----- Dataset extract -----
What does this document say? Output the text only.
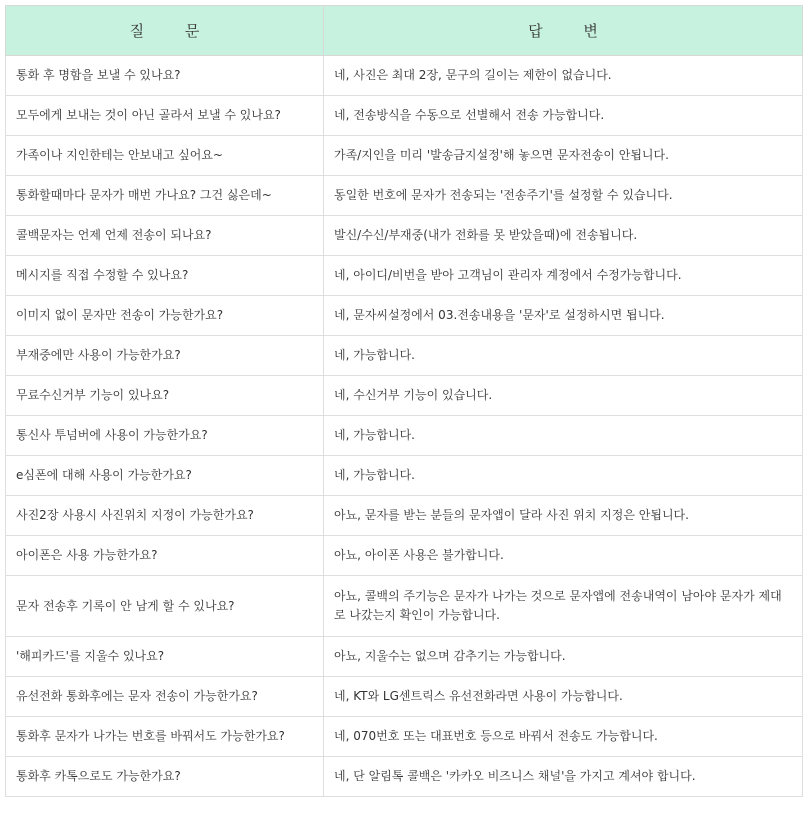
질 문	답 변
통화 후 명함을 보낼 수 있나요?	네, 사진은 최대 2장, 문구의 길이는 제한이 없습니다.
모두에게 보내는 것이 아닌 골라서 보낼 수 있나요?	네, 전송방식을 수동으로 선별해서 전송 가능합니다.
가족이나 지인한테는 안보내고 싶어요~	가족/지인을 미리 '발송금지설정'해 놓으면 문자전송이 안됩니다.
통화할때마다 문자가 매번 가나요? 그건 싫은데~	동일한 번호에 문자가 전송되는 '전송주기'를 설정할 수 있습니다.
콜백문자는 언제 언제 전송이 되나요?	발신/수신/부재중(내가 전화를 못 받았을때)에 전송됩니다.
메시지를 직접 수정할 수 있나요?	네, 아이디/비번을 받아 고객님이 관리자 계정에서 수정가능합니다.
이미지 없이 문자만 전송이 가능한가요?	네, 문자씨설정에서 03.전송내용을 '문자'로 설정하시면 됩니다.
부재중에만 사용이 가능한가요?	네, 가능합니다.
무료수신거부 기능이 있나요?	네, 수신거부 기능이 있습니다.
통신사 투넘버에 사용이 가능한가요?	네, 가능합니다.
e심폰에 대해 사용이 가능한가요?	네, 가능합니다.
사진2장 사용시 사진위치 지정이 가능한가요?	아뇨, 문자를 받는 분들의 문자앱이 달라 사진 위치 지정은 안됩니다.
아이폰은 사용 가능한가요?	아뇨, 아이폰 사용은 불가합니다.
문자 전송후 기록이 안 남게 할 수 있나요?	아뇨, 콜백의 주기능은 문자가 나가는 것으로 문자앱에 전송내역이 남아야 문자가 제대로 나갔는지 확인이 가능합니다.
'해피카드'를 지울수 있나요?	아뇨, 지울수는 없으며 감추기는 가능합니다.
유선전화 통화후에는 문자 전송이 가능한가요?	네, KT와 LG센트릭스 유선전화라면 사용이 가능합니다.
통화후 문자가 나가는 번호를 바꿔서도 가능한가요?	네, 070번호 또는 대표번호 등으로 바꿔서 전송도 가능합니다.
통화후 카톡으로도 가능한가요?	네, 단 알림톡 콜백은 '카카오 비즈니스 채널'을 가지고 계셔야 합니다.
-----
Filter out every line that lacks the word "있습니다", and copy the rest.

# Written solution
통화할때마다 문자가 매번 가나요? 그건 싫은데~	동일한 번호에 문자가 전송되는 '전송주기'를 설정할 수 있습니다.
무료수신거부 기능이 있나요?	네, 수신거부 기능이 있습니다.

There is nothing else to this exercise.